**WHAT THE EXERCISE ASKS**. Skip every picture and transcribe the remaining material exactly.

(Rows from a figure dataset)

+++++

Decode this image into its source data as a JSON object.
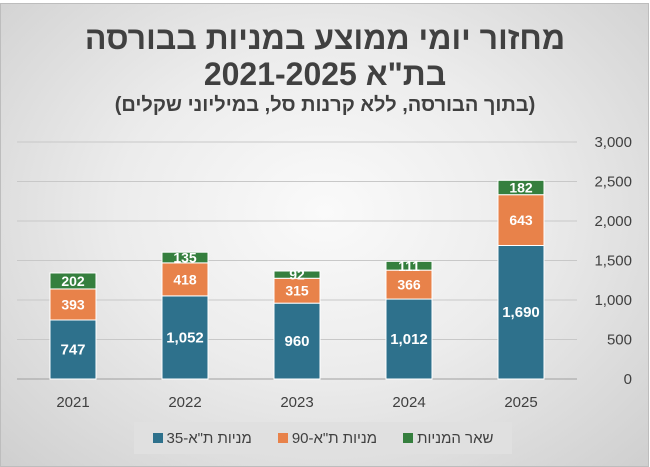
{
  "chart_data": {
    "type": "bar",
    "stacked": true,
    "title": "מחזור יומי ממוצע במניות בבורסה",
    "title_line2": "בת\"א 2021-2025",
    "subtitle": "(בתוך הבורסה, ללא קרנות סל, במיליוני שקלים)",
    "categories": [
      "2021",
      "2022",
      "2023",
      "2024",
      "2025"
    ],
    "series": [
      {
        "name": "מניות ת\"א-35",
        "color": "#2e718c",
        "values": [
          747,
          1052,
          960,
          1012,
          1690
        ]
      },
      {
        "name": "מניות ת\"א-90",
        "color": "#e8824a",
        "values": [
          393,
          418,
          315,
          366,
          643
        ]
      },
      {
        "name": "שאר המניות",
        "color": "#357f3e",
        "values": [
          202,
          135,
          92,
          111,
          182
        ]
      }
    ],
    "ylim": [
      0,
      3000
    ],
    "yticks": [
      0,
      500,
      1000,
      1500,
      2000,
      2500,
      3000
    ],
    "ytick_labels": [
      "0",
      "500",
      "1,000",
      "1,500",
      "2,000",
      "2,500",
      "3,000"
    ],
    "y_axis_side": "right",
    "grid": true,
    "legend": "bottom"
  }
}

+++++

**PROBLEM SOLUTION**.
Decode this image into its source data as a JSON object.
{
  "chart_data": {
    "type": "bar",
    "stacked": true,
    "title": "מחזור יומי ממוצע במניות בבורסה",
    "title_line2": "בת\"א 2021-2025",
    "subtitle": "(בתוך הבורסה, ללא קרנות סל, במיליוני שקלים)",
    "categories": [
      "2021",
      "2022",
      "2023",
      "2024",
      "2025"
    ],
    "series": [
      {
        "name": "מניות ת\"א-35",
        "color": "#2e718c",
        "values": [
          747,
          1052,
          960,
          1012,
          1690
        ]
      },
      {
        "name": "מניות ת\"א-90",
        "color": "#e8824a",
        "values": [
          393,
          418,
          315,
          366,
          643
        ]
      },
      {
        "name": "שאר המניות",
        "color": "#357f3e",
        "values": [
          202,
          135,
          92,
          111,
          182
        ]
      }
    ],
    "ylim": [
      0,
      3000
    ],
    "yticks": [
      0,
      500,
      1000,
      1500,
      2000,
      2500,
      3000
    ],
    "ytick_labels": [
      "0",
      "500",
      "1,000",
      "1,500",
      "2,000",
      "2,500",
      "3,000"
    ],
    "y_axis_side": "right",
    "grid": true,
    "legend": "bottom"
  }
}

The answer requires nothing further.